**Problem statement**
Return each entry exactly, with none missing.

**Working data**
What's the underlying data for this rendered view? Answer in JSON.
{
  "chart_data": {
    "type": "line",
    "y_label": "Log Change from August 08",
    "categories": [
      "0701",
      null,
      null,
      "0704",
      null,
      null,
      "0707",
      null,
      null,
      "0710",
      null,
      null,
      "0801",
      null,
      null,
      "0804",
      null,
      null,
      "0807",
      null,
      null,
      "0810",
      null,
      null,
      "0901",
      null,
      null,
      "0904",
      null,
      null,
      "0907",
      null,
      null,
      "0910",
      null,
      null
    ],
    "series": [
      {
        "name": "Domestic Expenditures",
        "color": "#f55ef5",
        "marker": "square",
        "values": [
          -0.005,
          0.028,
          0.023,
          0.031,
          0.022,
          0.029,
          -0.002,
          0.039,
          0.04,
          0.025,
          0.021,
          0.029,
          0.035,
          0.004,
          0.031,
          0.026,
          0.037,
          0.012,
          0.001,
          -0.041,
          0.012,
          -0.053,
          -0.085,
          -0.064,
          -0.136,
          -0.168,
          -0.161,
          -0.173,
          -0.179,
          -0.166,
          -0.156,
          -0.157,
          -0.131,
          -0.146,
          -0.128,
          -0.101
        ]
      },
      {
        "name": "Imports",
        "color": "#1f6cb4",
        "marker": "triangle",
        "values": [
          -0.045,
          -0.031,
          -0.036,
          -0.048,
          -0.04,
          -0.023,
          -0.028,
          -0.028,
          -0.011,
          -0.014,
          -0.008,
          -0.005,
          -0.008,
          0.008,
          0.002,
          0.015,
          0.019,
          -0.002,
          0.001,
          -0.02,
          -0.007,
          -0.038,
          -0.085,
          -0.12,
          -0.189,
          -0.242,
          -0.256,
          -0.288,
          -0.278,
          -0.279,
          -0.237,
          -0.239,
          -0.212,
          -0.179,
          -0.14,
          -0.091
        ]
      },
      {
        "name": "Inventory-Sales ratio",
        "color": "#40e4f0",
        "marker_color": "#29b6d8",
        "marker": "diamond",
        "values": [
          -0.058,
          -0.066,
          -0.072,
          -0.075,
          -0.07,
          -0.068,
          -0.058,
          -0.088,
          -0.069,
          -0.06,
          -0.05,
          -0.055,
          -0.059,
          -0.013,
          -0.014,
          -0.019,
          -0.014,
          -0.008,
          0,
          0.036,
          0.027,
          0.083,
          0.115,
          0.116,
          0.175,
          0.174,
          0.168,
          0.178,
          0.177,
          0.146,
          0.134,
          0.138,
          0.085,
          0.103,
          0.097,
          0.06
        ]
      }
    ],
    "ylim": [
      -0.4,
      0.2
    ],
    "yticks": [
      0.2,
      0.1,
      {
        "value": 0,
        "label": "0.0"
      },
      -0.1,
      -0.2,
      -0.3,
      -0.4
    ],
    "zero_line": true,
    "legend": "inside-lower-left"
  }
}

**Problem solution**
What's the underlying data for this rendered view? Answer in JSON.
{
  "chart_data": {
    "type": "line",
    "y_label": "Log Change from August 08",
    "categories": [
      "0701",
      null,
      null,
      "0704",
      null,
      null,
      "0707",
      null,
      null,
      "0710",
      null,
      null,
      "0801",
      null,
      null,
      "0804",
      null,
      null,
      "0807",
      null,
      null,
      "0810",
      null,
      null,
      "0901",
      null,
      null,
      "0904",
      null,
      null,
      "0907",
      null,
      null,
      "0910",
      null,
      null
    ],
    "series": [
      {
        "name": "Domestic Expenditures",
        "color": "#f55ef5",
        "marker": "square",
        "values": [
          -0.005,
          0.028,
          0.023,
          0.031,
          0.022,
          0.029,
          -0.002,
          0.039,
          0.04,
          0.025,
          0.021,
          0.029,
          0.035,
          0.004,
          0.031,
          0.026,
          0.037,
          0.012,
          0.001,
          -0.041,
          0.012,
          -0.053,
          -0.085,
          -0.064,
          -0.136,
          -0.168,
          -0.161,
          -0.173,
          -0.179,
          -0.166,
          -0.156,
          -0.157,
          -0.131,
          -0.146,
          -0.128,
          -0.101
        ]
      },
      {
        "name": "Imports",
        "color": "#1f6cb4",
        "marker": "triangle",
        "values": [
          -0.045,
          -0.031,
          -0.036,
          -0.048,
          -0.04,
          -0.023,
          -0.028,
          -0.028,
          -0.011,
          -0.014,
          -0.008,
          -0.005,
          -0.008,
          0.008,
          0.002,
          0.015,
          0.019,
          -0.002,
          0.001,
          -0.02,
          -0.007,
          -0.038,
          -0.085,
          -0.12,
          -0.189,
          -0.242,
          -0.256,
          -0.288,
          -0.278,
          -0.279,
          -0.237,
          -0.239,
          -0.212,
          -0.179,
          -0.14,
          -0.091
        ]
      },
      {
        "name": "Inventory-Sales ratio",
        "color": "#40e4f0",
        "marker_color": "#29b6d8",
        "marker": "diamond",
        "values": [
          -0.058,
          -0.066,
          -0.072,
          -0.075,
          -0.07,
          -0.068,
          -0.058,
          -0.088,
          -0.069,
          -0.06,
          -0.05,
          -0.055,
          -0.059,
          -0.013,
          -0.014,
          -0.019,
          -0.014,
          -0.008,
          0,
          0.036,
          0.027,
          0.083,
          0.115,
          0.116,
          0.175,
          0.174,
          0.168,
          0.178,
          0.177,
          0.146,
          0.134,
          0.138,
          0.085,
          0.103,
          0.097,
          0.06
        ]
      }
    ],
    "ylim": [
      -0.4,
      0.2
    ],
    "yticks": [
      0.2,
      0.1,
      {
        "value": 0,
        "label": "0.0"
      },
      -0.1,
      -0.2,
      -0.3,
      -0.4
    ],
    "zero_line": true,
    "legend": "inside-lower-left"
  }
}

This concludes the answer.